##### DATA RECORDS
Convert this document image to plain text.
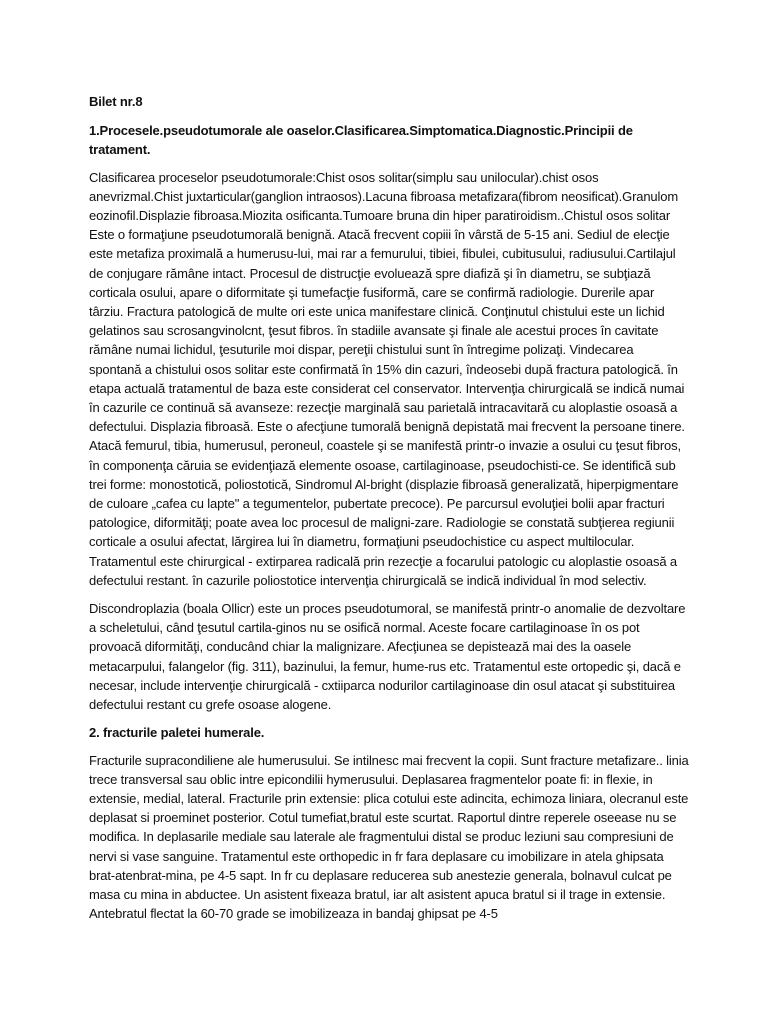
Bilet nr.8

1.Procesele.pseudotumorale ale oaselor.Clasificarea.Simptomatica.Diagnostic.Principii de tratament.

Clasificarea proceselor pseudotumorale:Chist osos solitar(simplu sau unilocular).chist osos anevrizmal.Chist juxtarticular(ganglion intraosos).Lacuna fibroasa metafizara(fibrom neosificat).Granulom eozinofil.Displazie fibroasa.Miozita osificanta.Tumoare bruna din hiper paratiroidism..Chistul osos solitar Este o formaţiune pseudotumorală benignă. Atacă frecvent copiii în vârstă de 5-15 ani. Sediul de elecţie este metafiza proximală a humerusu-lui, mai rar a femurului, tibiei, fibulei, cubitusului, radiusului.Cartilajul de conjugare rămâne intact. Procesul de distrucţie evoluează spre diafiză şi în diametru, se subţiază corticala osului, apare o diformitate şi tumefacţie fusiformă, care se confirmă radiologie. Durerile apar târziu. Fractura patologică de multe ori este unica manifestare clinică. Conţinutul chistului este un lichid gelatinos sau scrosangvinolcnt, ţesut fibros. în stadiile avansate şi finale ale acestui proces în cavitate rămâne numai lichidul, ţesuturile moi dispar, pereţii chistului sunt în întregime polizaţi. Vindecarea spontană a chistului osos solitar este confirmată în 15% din cazuri, îndeosebi după fractura patologică. în etapa actuală tratamentul de baza este considerat cel conservator. Intervenţia chirurgicală se indică numai în cazurile ce continuă să avanseze: rezecţie marginală sau parietală intracavitară cu aloplastie osoasă a defectului. Displazia fibroasă. Este o afecţiune tumorală benignă depistată mai frecvent la persoane tinere. Atacă femurul, tibia, humerusul, peroneul, coastele şi se manifestă printr-o invazie a osului cu ţesut fibros, în componenţa căruia se evidenţiază elemente osoase, cartilaginoase, pseudochisti-ce. Se identifică sub trei forme: monostotică, poliostotică, Sindromul Al-bright (displazie fibroasă generalizată, hiperpigmentare de culoare „cafea cu lapte" a tegumentelor, pubertate precoce). Pe parcursul evoluţiei bolii apar fracturi patologice, diformităţi; poate avea loc procesul de maligni-zare. Radiologie se constată subţierea regiunii corticale a osului afectat, lărgirea lui în diametru, formaţiuni pseudochistice cu aspect multilocular. Tratamentul este chirurgical - extirparea radicală prin rezecţie a focarului patologic cu aloplastie osoasă a defectului restant. în cazurile poliostotice intervenţia chirurgicală se indică individual în mod selectiv.

Discondroplazia (boala Ollicr) este un proces pseudotumoral, se manifestă printr-o anomalie de dezvoltare a scheletului, când ţesutul cartila-ginos nu se osifică normal. Aceste focare cartilaginoase în os pot provoacă diformităţi, conducând chiar la malignizare. Afecţiunea se depistează mai des la oasele metacarpului, falangelor (fig. 311), bazinului, la femur, hume-rus etc. Tratamentul este ortopedic şi, dacă e necesar, include intervenţie chirurgicală - cxtiiparca nodurilor cartilaginoase din osul atacat şi substituirea defectului restant cu grefe osoase alogene.

2. fracturile paletei humerale.

Fracturile supracondiliene ale humerusului. Se intilnesc mai frecvent la copii. Sunt fracture metafizare.. linia trece transversal sau oblic intre epicondilii hymerusului. Deplasarea fragmentelor poate fi: in flexie, in extensie, medial, lateral. Fracturile prin extensie: plica cotului este adincita, echimoza liniara, olecranul este deplasat si proeminet posterior. Cotul tumefiat,bratul este scurtat. Raportul dintre reperele oseease nu se modifica. In deplasarile mediale sau laterale ale fragmentului distal se produc leziuni sau compresiuni de nervi si vase sanguine. Tratamentul este orthopedic in fr fara deplasare cu imobilizare in atela ghipsata brat-atenbrat-mina, pe 4-5 sapt. In fr cu deplasare reducerea sub anestezie generala, bolnavul culcat pe masa cu mina in abductee. Un asistent fixeaza bratul, iar alt asistent apuca bratul si il trage in extensie. Antebratul flectat la 60-70 grade se imobilizeaza in bandaj ghipsat pe 4-5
##########
**WHAT THE EXERCISE ASKS:**
The full set of entries should be transcribed exactly, pictures left aside.

**RESPONSE:**
Convert this document image to plain text.
Bilet nr.8

1.Procesele.pseudotumorale ale oaselor.Clasificarea.Simptomatica.Diagnostic.Principii de tratament.

Clasificarea proceselor pseudotumorale:Chist osos solitar(simplu sau unilocular).chist osos anevrizmal.Chist juxtarticular(ganglion intraosos).Lacuna fibroasa metafizara(fibrom neosificat).Granulom eozinofil.Displazie fibroasa.Miozita osificanta.Tumoare bruna din hiper paratiroidism..Chistul osos solitar Este o formaţiune pseudotumorală benignă. Atacă frecvent copiii în vârstă de 5-15 ani. Sediul de elecţie este metafiza proximală a humerusu-lui, mai rar a femurului, tibiei, fibulei, cubitusului, radiusului.Cartilajul de conjugare rămâne intact. Procesul de distrucţie evoluează spre diafiză şi în diametru, se subţiază corticala osului, apare o diformitate şi tumefacţie fusiformă, care se confirmă radiologie. Durerile apar târziu. Fractura patologică de multe ori este unica manifestare clinică. Conţinutul chistului este un lichid gelatinos sau scrosangvinolcnt, ţesut fibros. în stadiile avansate şi finale ale acestui proces în cavitate rămâne numai lichidul, ţesuturile moi dispar, pereţii chistului sunt în întregime polizaţi. Vindecarea spontană a chistului osos solitar este confirmată în 15% din cazuri, îndeosebi după fractura patologică. în etapa actuală tratamentul de baza este considerat cel conservator. Intervenţia chirurgicală se indică numai în cazurile ce continuă să avanseze: rezecţie marginală sau parietală intracavitară cu aloplastie osoasă a defectului. Displazia fibroasă. Este o afecţiune tumorală benignă depistată mai frecvent la persoane tinere. Atacă femurul, tibia, humerusul, peroneul, coastele şi se manifestă printr-o invazie a osului cu ţesut fibros, în componenţa căruia se evidenţiază elemente osoase, cartilaginoase, pseudochisti-ce. Se identifică sub trei forme: monostotică, poliostotică, Sindromul Al-bright (displazie fibroasă generalizată, hiperpigmentare de culoare „cafea cu lapte" a tegumentelor, pubertate precoce). Pe parcursul evoluţiei bolii apar fracturi patologice, diformităţi; poate avea loc procesul de maligni-zare. Radiologie se constată subţierea regiunii corticale a osului afectat, lărgirea lui în diametru, formaţiuni pseudochistice cu aspect multilocular. Tratamentul este chirurgical - extirparea radicală prin rezecţie a focarului patologic cu aloplastie osoasă a defectului restant. în cazurile poliostotice intervenţia chirurgicală se indică individual în mod selectiv.

Discondroplazia (boala Ollicr) este un proces pseudotumoral, se manifestă printr-o anomalie de dezvoltare a scheletului, când ţesutul cartila-ginos nu se osifică normal. Aceste focare cartilaginoase în os pot provoacă diformităţi, conducând chiar la malignizare. Afecţiunea se depistează mai des la oasele metacarpului, falangelor (fig. 311), bazinului, la femur, hume-rus etc. Tratamentul este ortopedic şi, dacă e necesar, include intervenţie chirurgicală - cxtiiparca nodurilor cartilaginoase din osul atacat şi substituirea defectului restant cu grefe osoase alogene.

2. fracturile paletei humerale.

Fracturile supracondiliene ale humerusului. Se intilnesc mai frecvent la copii. Sunt fracture metafizare.. linia trece transversal sau oblic intre epicondilii hymerusului. Deplasarea fragmentelor poate fi: in flexie, in extensie, medial, lateral. Fracturile prin extensie: plica cotului este adincita, echimoza liniara, olecranul este deplasat si proeminet posterior. Cotul tumefiat,bratul este scurtat. Raportul dintre reperele oseease nu se modifica. In deplasarile mediale sau laterale ale fragmentului distal se produc leziuni sau compresiuni de nervi si vase sanguine. Tratamentul este orthopedic in fr fara deplasare cu imobilizare in atela ghipsata brat-atenbrat-mina, pe 4-5 sapt. In fr cu deplasare reducerea sub anestezie generala, bolnavul culcat pe masa cu mina in abductee. Un asistent fixeaza bratul, iar alt asistent apuca bratul si il trage in extensie. Antebratul flectat la 60-70 grade se imobilizeaza in bandaj ghipsat pe 4-5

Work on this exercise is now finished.